----- AVAILABLE RECORDS

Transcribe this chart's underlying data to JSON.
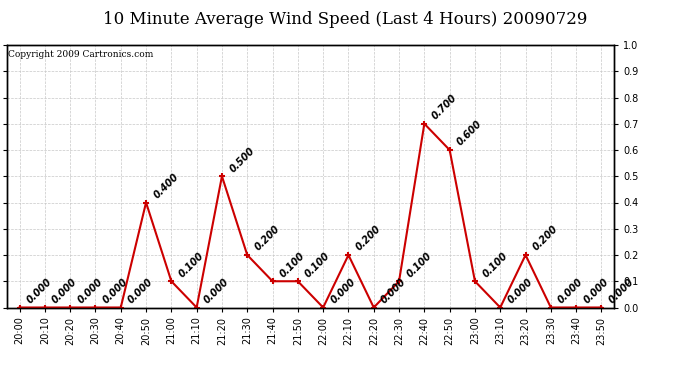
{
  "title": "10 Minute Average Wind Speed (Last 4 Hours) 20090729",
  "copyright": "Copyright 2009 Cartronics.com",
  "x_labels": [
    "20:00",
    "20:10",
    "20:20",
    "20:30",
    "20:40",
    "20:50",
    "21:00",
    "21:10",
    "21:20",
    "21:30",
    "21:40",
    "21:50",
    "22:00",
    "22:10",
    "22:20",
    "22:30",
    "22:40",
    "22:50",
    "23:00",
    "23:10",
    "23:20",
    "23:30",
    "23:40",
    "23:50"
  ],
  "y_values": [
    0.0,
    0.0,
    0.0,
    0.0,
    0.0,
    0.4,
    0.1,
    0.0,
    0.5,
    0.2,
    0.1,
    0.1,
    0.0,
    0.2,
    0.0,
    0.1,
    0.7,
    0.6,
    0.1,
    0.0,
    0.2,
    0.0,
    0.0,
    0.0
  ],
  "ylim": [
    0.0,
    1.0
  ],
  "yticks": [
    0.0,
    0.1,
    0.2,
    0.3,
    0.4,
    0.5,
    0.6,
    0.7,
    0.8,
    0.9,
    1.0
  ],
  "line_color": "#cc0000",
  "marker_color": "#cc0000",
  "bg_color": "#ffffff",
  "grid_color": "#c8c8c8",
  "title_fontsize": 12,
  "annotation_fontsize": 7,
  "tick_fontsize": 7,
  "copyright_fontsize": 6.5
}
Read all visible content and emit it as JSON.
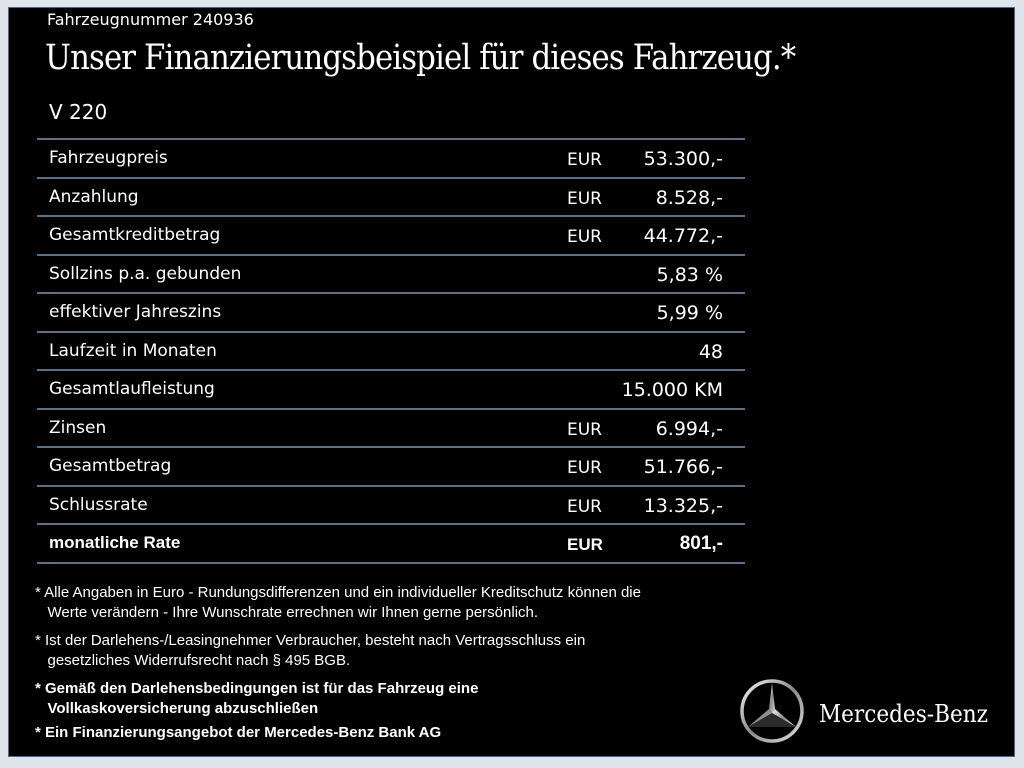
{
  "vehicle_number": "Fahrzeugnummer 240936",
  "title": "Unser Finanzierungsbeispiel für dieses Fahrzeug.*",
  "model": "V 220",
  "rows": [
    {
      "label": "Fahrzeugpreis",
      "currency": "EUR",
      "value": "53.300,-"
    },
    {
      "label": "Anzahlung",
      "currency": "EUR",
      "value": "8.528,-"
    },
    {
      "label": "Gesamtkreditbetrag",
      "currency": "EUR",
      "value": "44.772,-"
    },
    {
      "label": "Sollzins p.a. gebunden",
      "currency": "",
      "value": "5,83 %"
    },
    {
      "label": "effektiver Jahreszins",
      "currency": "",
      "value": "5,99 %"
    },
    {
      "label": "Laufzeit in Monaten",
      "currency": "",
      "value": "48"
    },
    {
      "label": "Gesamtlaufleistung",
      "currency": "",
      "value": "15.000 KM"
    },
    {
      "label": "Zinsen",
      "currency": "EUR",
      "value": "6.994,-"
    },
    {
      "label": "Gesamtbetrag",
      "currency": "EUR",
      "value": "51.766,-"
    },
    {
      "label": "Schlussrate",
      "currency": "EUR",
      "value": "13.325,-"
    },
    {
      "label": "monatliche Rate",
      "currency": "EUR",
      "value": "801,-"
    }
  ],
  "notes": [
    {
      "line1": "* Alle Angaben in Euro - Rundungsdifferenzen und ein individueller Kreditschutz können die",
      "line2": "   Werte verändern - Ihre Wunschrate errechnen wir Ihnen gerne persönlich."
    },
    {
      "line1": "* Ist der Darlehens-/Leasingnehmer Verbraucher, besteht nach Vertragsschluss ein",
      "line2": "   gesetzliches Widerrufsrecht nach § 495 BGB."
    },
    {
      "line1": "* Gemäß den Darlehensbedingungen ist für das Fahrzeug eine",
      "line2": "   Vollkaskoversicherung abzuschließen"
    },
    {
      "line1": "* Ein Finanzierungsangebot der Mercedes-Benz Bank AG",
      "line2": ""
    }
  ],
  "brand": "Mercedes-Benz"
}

----------

[REQUIRED TASK] Quote each line of the listing exactly, but leave the pictures out.

[ANSWER TO THIS EXERCISE]
Transcribe this chart's underlying data to JSON.
{
  "title": "10 Minute Average Wind Speed (Last 4 Hours) 20090729",
  "copyright": "Copyright 2009 Cartronics.com",
  "x_labels": [
    "20:00",
    "20:10",
    "20:20",
    "20:30",
    "20:40",
    "20:50",
    "21:00",
    "21:10",
    "21:20",
    "21:30",
    "21:40",
    "21:50",
    "22:00",
    "22:10",
    "22:20",
    "22:30",
    "22:40",
    "22:50",
    "23:00",
    "23:10",
    "23:20",
    "23:30",
    "23:40",
    "23:50"
  ],
  "y_values": [
    0.0,
    0.0,
    0.0,
    0.0,
    0.0,
    0.4,
    0.1,
    0.0,
    0.5,
    0.2,
    0.1,
    0.1,
    0.0,
    0.2,
    0.0,
    0.1,
    0.7,
    0.6,
    0.1,
    0.0,
    0.2,
    0.0,
    0.0,
    0.0
  ],
  "ylim": [
    0.0,
    1.0
  ],
  "yticks": [
    0.0,
    0.1,
    0.2,
    0.3,
    0.4,
    0.5,
    0.6,
    0.7,
    0.8,
    0.9,
    1.0
  ],
  "line_color": "#cc0000",
  "marker_color": "#cc0000",
  "bg_color": "#ffffff",
  "grid_color": "#c8c8c8",
  "title_fontsize": 12,
  "annotation_fontsize": 7,
  "tick_fontsize": 7,
  "copyright_fontsize": 6.5
}
Read all visible content and emit it as JSON.
{
  "vehicle_number": "Fahrzeugnummer 240936",
  "title": "Unser Finanzierungsbeispiel für dieses Fahrzeug.*",
  "model": "V 220",
  "rows": [
    {
      "label": "Fahrzeugpreis",
      "currency": "EUR",
      "value": "53.300,-"
    },
    {
      "label": "Anzahlung",
      "currency": "EUR",
      "value": "8.528,-"
    },
    {
      "label": "Gesamtkreditbetrag",
      "currency": "EUR",
      "value": "44.772,-"
    },
    {
      "label": "Sollzins p.a. gebunden",
      "currency": "",
      "value": "5,83 %"
    },
    {
      "label": "effektiver Jahreszins",
      "currency": "",
      "value": "5,99 %"
    },
    {
      "label": "Laufzeit in Monaten",
      "currency": "",
      "value": "48"
    },
    {
      "label": "Gesamtlaufleistung",
      "currency": "",
      "value": "15.000 KM"
    },
    {
      "label": "Zinsen",
      "currency": "EUR",
      "value": "6.994,-"
    },
    {
      "label": "Gesamtbetrag",
      "currency": "EUR",
      "value": "51.766,-"
    },
    {
      "label": "Schlussrate",
      "currency": "EUR",
      "value": "13.325,-"
    },
    {
      "label": "monatliche Rate",
      "currency": "EUR",
      "value": "801,-"
    }
  ],
  "notes": [
    {
      "line1": "* Alle Angaben in Euro - Rundungsdifferenzen und ein individueller Kreditschutz können die",
      "line2": "   Werte verändern - Ihre Wunschrate errechnen wir Ihnen gerne persönlich."
    },
    {
      "line1": "* Ist der Darlehens-/Leasingnehmer Verbraucher, besteht nach Vertragsschluss ein",
      "line2": "   gesetzliches Widerrufsrecht nach § 495 BGB."
    },
    {
      "line1": "* Gemäß den Darlehensbedingungen ist für das Fahrzeug eine",
      "line2": "   Vollkaskoversicherung abzuschließen"
    },
    {
      "line1": "* Ein Finanzierungsangebot der Mercedes-Benz Bank AG",
      "line2": ""
    }
  ],
  "brand": "Mercedes-Benz"
}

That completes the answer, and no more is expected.